The request
Count the lines in the material below that contain the string "kalatalouden". Reply with the number alone.

■ ■ ■ ■ ■

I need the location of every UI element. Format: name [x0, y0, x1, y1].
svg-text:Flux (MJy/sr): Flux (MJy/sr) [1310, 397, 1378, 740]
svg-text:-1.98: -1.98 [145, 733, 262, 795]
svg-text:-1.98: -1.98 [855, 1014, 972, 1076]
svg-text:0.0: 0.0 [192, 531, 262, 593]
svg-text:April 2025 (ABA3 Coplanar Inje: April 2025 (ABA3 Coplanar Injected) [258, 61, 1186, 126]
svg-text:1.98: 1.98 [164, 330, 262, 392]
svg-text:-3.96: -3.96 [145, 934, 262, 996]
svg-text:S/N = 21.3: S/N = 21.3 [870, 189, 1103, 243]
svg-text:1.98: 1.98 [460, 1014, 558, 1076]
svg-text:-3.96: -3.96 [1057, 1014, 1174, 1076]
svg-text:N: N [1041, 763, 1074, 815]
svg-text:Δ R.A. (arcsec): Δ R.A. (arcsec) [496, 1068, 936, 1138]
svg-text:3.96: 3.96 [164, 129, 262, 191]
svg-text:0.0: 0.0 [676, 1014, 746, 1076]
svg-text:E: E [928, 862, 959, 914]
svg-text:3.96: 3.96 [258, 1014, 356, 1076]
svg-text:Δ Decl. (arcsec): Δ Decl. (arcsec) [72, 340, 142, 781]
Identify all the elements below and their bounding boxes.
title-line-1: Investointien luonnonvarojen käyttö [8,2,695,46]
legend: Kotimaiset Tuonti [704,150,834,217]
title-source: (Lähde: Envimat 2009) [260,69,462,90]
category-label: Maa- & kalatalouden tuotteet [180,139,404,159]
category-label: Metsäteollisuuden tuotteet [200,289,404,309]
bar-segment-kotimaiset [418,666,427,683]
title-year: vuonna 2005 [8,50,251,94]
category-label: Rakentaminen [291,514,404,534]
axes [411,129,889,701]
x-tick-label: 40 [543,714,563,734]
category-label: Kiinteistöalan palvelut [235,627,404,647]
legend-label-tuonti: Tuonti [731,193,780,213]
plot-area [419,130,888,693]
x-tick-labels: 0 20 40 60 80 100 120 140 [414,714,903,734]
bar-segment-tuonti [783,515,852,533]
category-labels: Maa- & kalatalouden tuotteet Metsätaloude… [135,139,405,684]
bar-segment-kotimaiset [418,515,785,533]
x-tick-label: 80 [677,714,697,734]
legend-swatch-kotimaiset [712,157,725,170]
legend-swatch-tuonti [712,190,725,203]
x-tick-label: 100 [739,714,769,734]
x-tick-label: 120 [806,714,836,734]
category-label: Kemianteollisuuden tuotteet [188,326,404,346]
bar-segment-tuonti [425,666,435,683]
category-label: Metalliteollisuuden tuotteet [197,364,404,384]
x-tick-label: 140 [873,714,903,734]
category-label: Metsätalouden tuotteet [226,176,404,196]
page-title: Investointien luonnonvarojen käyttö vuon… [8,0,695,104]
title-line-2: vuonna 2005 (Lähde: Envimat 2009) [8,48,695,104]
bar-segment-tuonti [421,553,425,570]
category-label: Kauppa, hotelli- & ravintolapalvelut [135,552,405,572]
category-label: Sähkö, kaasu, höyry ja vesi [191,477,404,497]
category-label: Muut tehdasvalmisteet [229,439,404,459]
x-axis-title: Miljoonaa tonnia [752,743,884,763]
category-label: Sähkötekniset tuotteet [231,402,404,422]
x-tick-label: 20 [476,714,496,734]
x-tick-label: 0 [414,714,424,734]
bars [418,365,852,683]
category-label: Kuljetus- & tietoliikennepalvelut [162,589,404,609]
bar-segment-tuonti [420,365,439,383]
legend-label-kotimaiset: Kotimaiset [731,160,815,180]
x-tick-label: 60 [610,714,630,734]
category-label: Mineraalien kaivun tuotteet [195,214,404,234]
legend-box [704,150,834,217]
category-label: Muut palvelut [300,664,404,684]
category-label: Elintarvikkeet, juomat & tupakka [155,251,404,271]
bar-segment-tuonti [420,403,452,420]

■ ■ ■ ■ ■

Result
2